__EXTRACTED ENTRIES__.
_ _ _ _ _ _ _

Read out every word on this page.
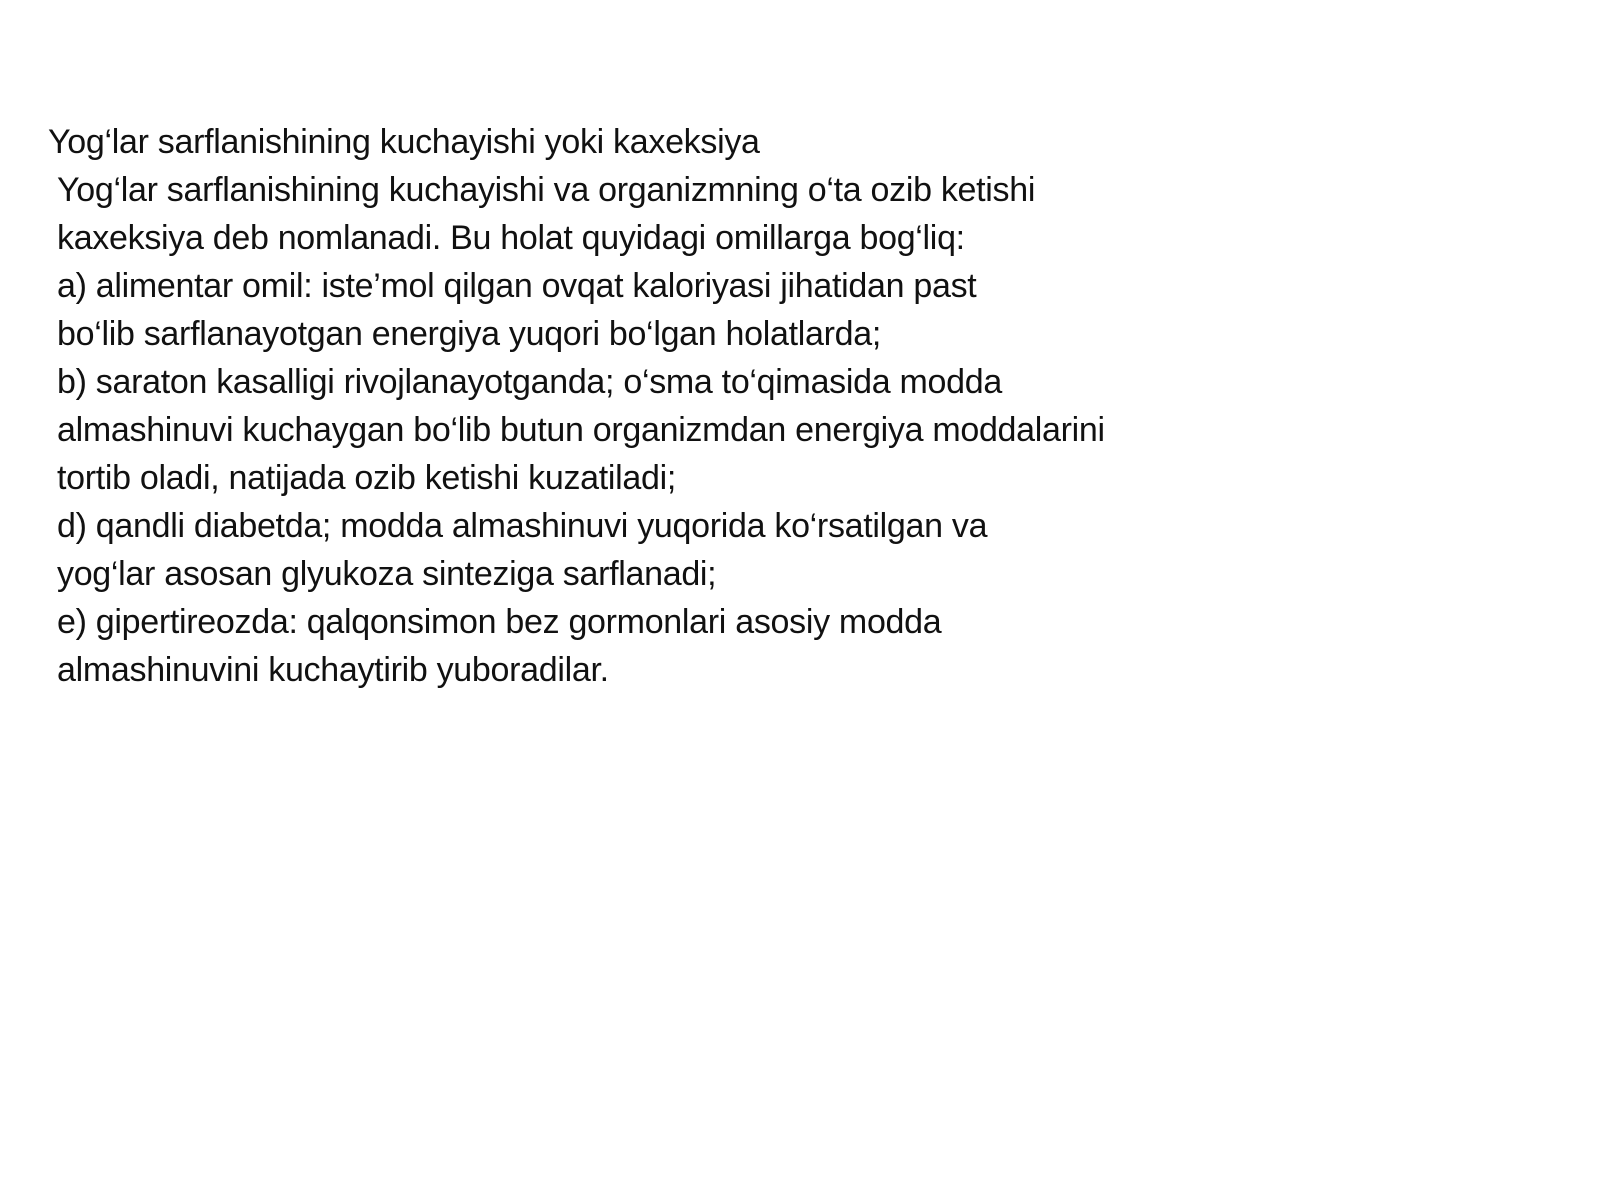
Yog‘lar sarflanishining kuchayishi yoki kaxeksiya
Yog‘lar sarflanishining kuchayishi va organizmning o‘ta ozib ketishi
kaxeksiya deb nomlanadi. Bu holat quyidagi omillarga bog‘liq:
a) alimentar omil: iste’mol qilgan ovqat kaloriyasi jihatidan past
bo‘lib sarflanayotgan energiya yuqori bo‘lgan holatlarda;
b) saraton kasalligi rivojlanayotganda; o‘sma to‘qimasida modda
almashinuvi kuchaygan bo‘lib butun organizmdan energiya moddalarini
tortib oladi, natijada ozib ketishi kuzatiladi;
d) qandli diabetda; modda almashinuvi yuqorida ko‘rsatilgan va
yog‘lar asosan glyukoza sinteziga sarflanadi;
e) gipertireozda: qalqonsimon bez gormonlari asosiy modda
almashinuvini kuchaytirib yuboradilar.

_ _ _ _ _ _ _

__PROBLEM TO SOLVE__. Give every record again exactly, apart from the pictures, which stay out.

__ANSWER FOR THE TASK__.
Read out every word on this page.
Yog‘lar sarflanishining kuchayishi yoki kaxeksiya
Yog‘lar sarflanishining kuchayishi va organizmning o‘ta ozib ketishi
kaxeksiya deb nomlanadi. Bu holat quyidagi omillarga bog‘liq:
a) alimentar omil: iste’mol qilgan ovqat kaloriyasi jihatidan past
bo‘lib sarflanayotgan energiya yuqori bo‘lgan holatlarda;
b) saraton kasalligi rivojlanayotganda; o‘sma to‘qimasida modda
almashinuvi kuchaygan bo‘lib butun organizmdan energiya moddalarini
tortib oladi, natijada ozib ketishi kuzatiladi;
d) qandli diabetda; modda almashinuvi yuqorida ko‘rsatilgan va
yog‘lar asosan glyukoza sinteziga sarflanadi;
e) gipertireozda: qalqonsimon bez gormonlari asosiy modda
almashinuvini kuchaytirib yuboradilar.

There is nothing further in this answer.